== DATA SUPPLIED ==

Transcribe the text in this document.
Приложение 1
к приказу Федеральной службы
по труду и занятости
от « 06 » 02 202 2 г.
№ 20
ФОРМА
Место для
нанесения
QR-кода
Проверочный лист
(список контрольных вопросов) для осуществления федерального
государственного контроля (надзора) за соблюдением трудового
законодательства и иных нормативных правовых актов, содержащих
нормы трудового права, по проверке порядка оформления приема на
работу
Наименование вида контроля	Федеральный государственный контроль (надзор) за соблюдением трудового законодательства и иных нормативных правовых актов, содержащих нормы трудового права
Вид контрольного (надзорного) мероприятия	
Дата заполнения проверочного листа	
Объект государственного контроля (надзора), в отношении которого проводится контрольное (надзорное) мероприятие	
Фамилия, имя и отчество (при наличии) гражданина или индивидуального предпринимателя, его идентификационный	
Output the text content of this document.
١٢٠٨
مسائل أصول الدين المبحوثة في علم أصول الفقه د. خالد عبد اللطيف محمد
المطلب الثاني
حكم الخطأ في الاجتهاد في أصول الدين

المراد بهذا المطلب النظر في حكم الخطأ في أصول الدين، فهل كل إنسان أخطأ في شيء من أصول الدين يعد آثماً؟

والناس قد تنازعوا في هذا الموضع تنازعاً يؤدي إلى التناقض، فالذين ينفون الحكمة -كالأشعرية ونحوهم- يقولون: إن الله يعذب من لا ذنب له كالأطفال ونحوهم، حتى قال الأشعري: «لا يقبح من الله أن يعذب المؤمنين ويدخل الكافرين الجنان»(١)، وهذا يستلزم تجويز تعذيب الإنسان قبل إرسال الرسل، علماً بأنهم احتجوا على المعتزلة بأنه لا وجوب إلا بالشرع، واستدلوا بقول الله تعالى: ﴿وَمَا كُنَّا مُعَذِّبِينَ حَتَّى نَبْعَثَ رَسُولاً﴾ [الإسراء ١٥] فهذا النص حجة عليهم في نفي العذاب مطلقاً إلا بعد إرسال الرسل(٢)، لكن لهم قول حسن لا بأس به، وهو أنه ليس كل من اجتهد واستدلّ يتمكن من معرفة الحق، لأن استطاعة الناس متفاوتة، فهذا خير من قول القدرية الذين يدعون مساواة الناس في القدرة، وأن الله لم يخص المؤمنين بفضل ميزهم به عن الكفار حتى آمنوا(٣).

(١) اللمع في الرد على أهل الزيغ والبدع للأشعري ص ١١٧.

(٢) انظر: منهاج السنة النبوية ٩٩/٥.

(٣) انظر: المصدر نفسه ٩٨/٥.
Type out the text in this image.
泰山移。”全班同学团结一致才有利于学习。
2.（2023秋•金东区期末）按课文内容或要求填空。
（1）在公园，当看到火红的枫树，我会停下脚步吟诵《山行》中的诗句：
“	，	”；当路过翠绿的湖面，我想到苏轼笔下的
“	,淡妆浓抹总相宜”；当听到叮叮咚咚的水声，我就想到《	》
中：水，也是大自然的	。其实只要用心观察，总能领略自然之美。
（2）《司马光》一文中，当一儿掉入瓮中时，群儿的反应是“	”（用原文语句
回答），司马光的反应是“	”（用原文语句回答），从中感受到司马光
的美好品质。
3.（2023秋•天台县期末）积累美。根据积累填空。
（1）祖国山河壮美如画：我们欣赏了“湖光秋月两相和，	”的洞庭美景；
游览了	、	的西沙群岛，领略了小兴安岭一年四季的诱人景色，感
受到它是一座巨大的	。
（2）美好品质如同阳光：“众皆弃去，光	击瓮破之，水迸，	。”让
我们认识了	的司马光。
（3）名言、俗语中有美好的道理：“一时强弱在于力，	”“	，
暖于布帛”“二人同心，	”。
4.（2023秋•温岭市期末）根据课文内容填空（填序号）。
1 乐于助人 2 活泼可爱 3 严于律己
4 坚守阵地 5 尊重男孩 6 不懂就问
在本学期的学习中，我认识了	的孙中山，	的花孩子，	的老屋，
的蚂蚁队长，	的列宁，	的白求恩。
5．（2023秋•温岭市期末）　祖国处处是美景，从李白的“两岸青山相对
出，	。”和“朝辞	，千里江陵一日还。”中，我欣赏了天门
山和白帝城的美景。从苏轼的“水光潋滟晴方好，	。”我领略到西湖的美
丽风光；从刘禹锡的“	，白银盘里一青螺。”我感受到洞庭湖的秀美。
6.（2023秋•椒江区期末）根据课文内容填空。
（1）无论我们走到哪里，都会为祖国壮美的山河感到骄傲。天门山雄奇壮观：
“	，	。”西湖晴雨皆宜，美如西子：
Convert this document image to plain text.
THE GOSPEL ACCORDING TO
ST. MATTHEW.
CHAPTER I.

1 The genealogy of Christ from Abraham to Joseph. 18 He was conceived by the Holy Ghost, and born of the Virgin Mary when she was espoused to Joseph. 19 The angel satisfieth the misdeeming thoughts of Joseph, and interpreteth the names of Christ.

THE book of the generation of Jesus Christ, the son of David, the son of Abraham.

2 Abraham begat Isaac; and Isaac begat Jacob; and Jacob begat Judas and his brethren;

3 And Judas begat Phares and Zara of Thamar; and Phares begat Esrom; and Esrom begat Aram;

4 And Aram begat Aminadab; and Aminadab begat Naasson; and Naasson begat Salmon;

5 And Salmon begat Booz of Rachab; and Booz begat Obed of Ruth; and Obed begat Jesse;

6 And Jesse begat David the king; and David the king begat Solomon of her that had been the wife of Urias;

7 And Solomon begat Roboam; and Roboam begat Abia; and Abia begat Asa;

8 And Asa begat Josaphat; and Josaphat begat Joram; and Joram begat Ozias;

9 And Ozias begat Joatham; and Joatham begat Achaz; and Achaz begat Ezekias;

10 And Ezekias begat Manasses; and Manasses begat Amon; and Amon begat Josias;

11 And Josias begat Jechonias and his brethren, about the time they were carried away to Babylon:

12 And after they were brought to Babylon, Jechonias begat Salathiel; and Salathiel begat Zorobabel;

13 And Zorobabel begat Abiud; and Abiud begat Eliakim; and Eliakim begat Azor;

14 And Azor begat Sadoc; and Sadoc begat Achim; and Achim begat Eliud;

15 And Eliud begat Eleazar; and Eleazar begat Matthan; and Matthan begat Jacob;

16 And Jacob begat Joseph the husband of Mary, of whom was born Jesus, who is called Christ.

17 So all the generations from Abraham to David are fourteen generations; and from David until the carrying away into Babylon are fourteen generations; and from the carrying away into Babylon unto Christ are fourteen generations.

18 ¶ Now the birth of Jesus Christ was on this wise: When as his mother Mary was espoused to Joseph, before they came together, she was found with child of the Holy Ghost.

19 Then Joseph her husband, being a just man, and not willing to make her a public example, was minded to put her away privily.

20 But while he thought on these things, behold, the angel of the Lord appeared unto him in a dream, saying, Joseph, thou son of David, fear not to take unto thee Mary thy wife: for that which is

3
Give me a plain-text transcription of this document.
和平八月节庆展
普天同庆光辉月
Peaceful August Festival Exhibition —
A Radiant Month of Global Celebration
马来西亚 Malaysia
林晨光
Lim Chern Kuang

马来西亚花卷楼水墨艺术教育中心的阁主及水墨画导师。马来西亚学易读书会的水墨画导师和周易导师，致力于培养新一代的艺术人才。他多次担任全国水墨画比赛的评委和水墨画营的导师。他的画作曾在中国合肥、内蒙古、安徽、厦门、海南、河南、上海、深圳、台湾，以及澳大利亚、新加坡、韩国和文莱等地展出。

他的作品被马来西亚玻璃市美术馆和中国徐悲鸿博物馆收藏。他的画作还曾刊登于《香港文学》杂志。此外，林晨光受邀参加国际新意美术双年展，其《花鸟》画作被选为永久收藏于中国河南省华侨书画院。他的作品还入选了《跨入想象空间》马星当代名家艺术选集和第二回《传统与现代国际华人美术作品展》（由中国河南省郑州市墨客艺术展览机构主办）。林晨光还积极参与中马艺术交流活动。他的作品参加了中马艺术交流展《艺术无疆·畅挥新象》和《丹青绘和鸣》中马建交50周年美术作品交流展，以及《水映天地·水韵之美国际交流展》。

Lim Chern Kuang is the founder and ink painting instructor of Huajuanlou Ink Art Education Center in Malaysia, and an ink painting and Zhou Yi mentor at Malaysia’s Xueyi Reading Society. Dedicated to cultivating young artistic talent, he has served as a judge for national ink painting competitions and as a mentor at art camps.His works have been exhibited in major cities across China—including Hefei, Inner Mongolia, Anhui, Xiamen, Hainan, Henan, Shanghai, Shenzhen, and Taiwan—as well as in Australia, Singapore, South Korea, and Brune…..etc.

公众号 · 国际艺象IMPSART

===

→ SHORT TASK
State the count of lines holding the string "away" in the listing above, and nothing else.

→ TASK RESPONSE
3